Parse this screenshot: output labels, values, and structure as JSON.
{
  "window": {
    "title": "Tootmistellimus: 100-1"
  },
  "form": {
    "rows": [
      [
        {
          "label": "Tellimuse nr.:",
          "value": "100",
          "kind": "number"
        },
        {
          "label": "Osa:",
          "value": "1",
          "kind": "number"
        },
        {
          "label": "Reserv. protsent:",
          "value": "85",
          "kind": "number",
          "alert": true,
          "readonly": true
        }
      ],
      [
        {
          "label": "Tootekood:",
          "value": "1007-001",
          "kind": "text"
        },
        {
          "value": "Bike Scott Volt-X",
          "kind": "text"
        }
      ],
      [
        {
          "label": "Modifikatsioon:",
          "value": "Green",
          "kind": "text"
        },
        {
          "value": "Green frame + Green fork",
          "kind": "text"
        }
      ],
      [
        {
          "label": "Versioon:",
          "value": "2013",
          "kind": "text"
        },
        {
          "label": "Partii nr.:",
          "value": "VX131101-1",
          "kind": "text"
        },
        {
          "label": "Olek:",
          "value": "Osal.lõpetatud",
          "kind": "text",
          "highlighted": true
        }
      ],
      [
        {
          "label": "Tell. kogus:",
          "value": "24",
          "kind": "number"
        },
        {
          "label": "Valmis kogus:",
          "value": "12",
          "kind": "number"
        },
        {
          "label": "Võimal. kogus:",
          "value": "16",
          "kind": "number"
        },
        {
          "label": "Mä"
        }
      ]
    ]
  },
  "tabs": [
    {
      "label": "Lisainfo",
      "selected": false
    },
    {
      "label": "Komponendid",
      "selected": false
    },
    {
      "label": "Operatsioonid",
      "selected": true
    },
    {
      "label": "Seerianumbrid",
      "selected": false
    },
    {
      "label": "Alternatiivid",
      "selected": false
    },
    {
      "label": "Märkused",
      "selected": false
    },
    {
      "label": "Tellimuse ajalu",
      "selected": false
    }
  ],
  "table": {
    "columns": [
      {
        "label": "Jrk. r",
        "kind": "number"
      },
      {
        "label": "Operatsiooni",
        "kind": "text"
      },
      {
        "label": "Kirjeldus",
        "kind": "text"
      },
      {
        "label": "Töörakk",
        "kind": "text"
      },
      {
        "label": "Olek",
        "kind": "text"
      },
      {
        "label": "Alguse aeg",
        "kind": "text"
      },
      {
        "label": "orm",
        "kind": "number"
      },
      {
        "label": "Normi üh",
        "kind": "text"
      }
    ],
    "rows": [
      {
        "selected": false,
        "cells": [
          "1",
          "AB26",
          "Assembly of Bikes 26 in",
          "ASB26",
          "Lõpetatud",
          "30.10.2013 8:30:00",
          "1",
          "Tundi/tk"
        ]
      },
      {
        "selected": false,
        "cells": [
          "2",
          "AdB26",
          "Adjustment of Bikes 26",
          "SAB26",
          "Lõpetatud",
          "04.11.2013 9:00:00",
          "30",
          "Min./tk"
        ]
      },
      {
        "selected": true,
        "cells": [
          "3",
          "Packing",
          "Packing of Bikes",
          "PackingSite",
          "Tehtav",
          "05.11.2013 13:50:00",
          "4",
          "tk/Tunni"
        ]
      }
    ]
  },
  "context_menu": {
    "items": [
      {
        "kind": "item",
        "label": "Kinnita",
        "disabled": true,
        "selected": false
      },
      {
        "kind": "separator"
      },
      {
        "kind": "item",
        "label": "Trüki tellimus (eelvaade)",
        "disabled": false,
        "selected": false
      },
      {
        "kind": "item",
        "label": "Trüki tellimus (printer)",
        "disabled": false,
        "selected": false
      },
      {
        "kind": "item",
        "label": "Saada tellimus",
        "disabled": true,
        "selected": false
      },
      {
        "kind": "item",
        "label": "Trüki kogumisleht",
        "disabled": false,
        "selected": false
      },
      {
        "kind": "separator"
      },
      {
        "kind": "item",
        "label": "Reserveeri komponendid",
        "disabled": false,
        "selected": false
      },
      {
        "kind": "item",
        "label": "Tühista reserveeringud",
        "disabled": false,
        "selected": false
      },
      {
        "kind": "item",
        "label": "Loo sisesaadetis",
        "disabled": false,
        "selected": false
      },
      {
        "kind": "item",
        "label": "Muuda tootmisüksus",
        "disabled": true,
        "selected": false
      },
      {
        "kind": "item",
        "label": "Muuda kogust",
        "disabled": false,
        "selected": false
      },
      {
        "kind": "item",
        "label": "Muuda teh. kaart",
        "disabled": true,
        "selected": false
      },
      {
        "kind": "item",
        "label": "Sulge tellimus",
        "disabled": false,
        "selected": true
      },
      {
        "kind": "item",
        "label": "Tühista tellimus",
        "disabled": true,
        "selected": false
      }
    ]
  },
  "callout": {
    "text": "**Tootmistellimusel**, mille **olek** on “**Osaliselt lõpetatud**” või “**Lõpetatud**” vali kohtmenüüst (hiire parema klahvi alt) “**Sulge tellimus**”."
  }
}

_____

What is needed: Give the listing again, word for word.

Solved exercise:
Parse this screenshot: output labels, values, and structure as JSON.
{
  "window": {
    "title": "Tootmistellimus: 100-1"
  },
  "form": {
    "rows": [
      [
        {
          "label": "Tellimuse nr.:",
          "value": "100",
          "kind": "number"
        },
        {
          "label": "Osa:",
          "value": "1",
          "kind": "number"
        },
        {
          "label": "Reserv. protsent:",
          "value": "85",
          "kind": "number",
          "alert": true,
          "readonly": true
        }
      ],
      [
        {
          "label": "Tootekood:",
          "value": "1007-001",
          "kind": "text"
        },
        {
          "value": "Bike Scott Volt-X",
          "kind": "text"
        }
      ],
      [
        {
          "label": "Modifikatsioon:",
          "value": "Green",
          "kind": "text"
        },
        {
          "value": "Green frame + Green fork",
          "kind": "text"
        }
      ],
      [
        {
          "label": "Versioon:",
          "value": "2013",
          "kind": "text"
        },
        {
          "label": "Partii nr.:",
          "value": "VX131101-1",
          "kind": "text"
        },
        {
          "label": "Olek:",
          "value": "Osal.lõpetatud",
          "kind": "text",
          "highlighted": true
        }
      ],
      [
        {
          "label": "Tell. kogus:",
          "value": "24",
          "kind": "number"
        },
        {
          "label": "Valmis kogus:",
          "value": "12",
          "kind": "number"
        },
        {
          "label": "Võimal. kogus:",
          "value": "16",
          "kind": "number"
        },
        {
          "label": "Mä"
        }
      ]
    ]
  },
  "tabs": [
    {
      "label": "Lisainfo",
      "selected": false
    },
    {
      "label": "Komponendid",
      "selected": false
    },
    {
      "label": "Operatsioonid",
      "selected": true
    },
    {
      "label": "Seerianumbrid",
      "selected": false
    },
    {
      "label": "Alternatiivid",
      "selected": false
    },
    {
      "label": "Märkused",
      "selected": false
    },
    {
      "label": "Tellimuse ajalu",
      "selected": false
    }
  ],
  "table": {
    "columns": [
      {
        "label": "Jrk. r",
        "kind": "number"
      },
      {
        "label": "Operatsiooni",
        "kind": "text"
      },
      {
        "label": "Kirjeldus",
        "kind": "text"
      },
      {
        "label": "Töörakk",
        "kind": "text"
      },
      {
        "label": "Olek",
        "kind": "text"
      },
      {
        "label": "Alguse aeg",
        "kind": "text"
      },
      {
        "label": "orm",
        "kind": "number"
      },
      {
        "label": "Normi üh",
        "kind": "text"
      }
    ],
    "rows": [
      {
        "selected": false,
        "cells": [
          "1",
          "AB26",
          "Assembly of Bikes 26 in",
          "ASB26",
          "Lõpetatud",
          "30.10.2013 8:30:00",
          "1",
          "Tundi/tk"
        ]
      },
      {
        "selected": false,
        "cells": [
          "2",
          "AdB26",
          "Adjustment of Bikes 26",
          "SAB26",
          "Lõpetatud",
          "04.11.2013 9:00:00",
          "30",
          "Min./tk"
        ]
      },
      {
        "selected": true,
        "cells": [
          "3",
          "Packing",
          "Packing of Bikes",
          "PackingSite",
          "Tehtav",
          "05.11.2013 13:50:00",
          "4",
          "tk/Tunni"
        ]
      }
    ]
  },
  "context_menu": {
    "items": [
      {
        "kind": "item",
        "label": "Kinnita",
        "disabled": true,
        "selected": false
      },
      {
        "kind": "separator"
      },
      {
        "kind": "item",
        "label": "Trüki tellimus (eelvaade)",
        "disabled": false,
        "selected": false
      },
      {
        "kind": "item",
        "label": "Trüki tellimus (printer)",
        "disabled": false,
        "selected": false
      },
      {
        "kind": "item",
        "label": "Saada tellimus",
        "disabled": true,
        "selected": false
      },
      {
        "kind": "item",
        "label": "Trüki kogumisleht",
        "disabled": false,
        "selected": false
      },
      {
        "kind": "separator"
      },
      {
        "kind": "item",
        "label": "Reserveeri komponendid",
        "disabled": false,
        "selected": false
      },
      {
        "kind": "item",
        "label": "Tühista reserveeringud",
        "disabled": false,
        "selected": false
      },
      {
        "kind": "item",
        "label": "Loo sisesaadetis",
        "disabled": false,
        "selected": false
      },
      {
        "kind": "item",
        "label": "Muuda tootmisüksus",
        "disabled": true,
        "selected": false
      },
      {
        "kind": "item",
        "label": "Muuda kogust",
        "disabled": false,
        "selected": false
      },
      {
        "kind": "item",
        "label": "Muuda teh. kaart",
        "disabled": true,
        "selected": false
      },
      {
        "kind": "item",
        "label": "Sulge tellimus",
        "disabled": false,
        "selected": true
      },
      {
        "kind": "item",
        "label": "Tühista tellimus",
        "disabled": true,
        "selected": false
      }
    ]
  },
  "callout": {
    "text": "**Tootmistellimusel**, mille **olek** on “**Osaliselt lõpetatud**” või “**Lõpetatud**” vali kohtmenüüst (hiire parema klahvi alt) “**Sulge tellimus**”."
  }
}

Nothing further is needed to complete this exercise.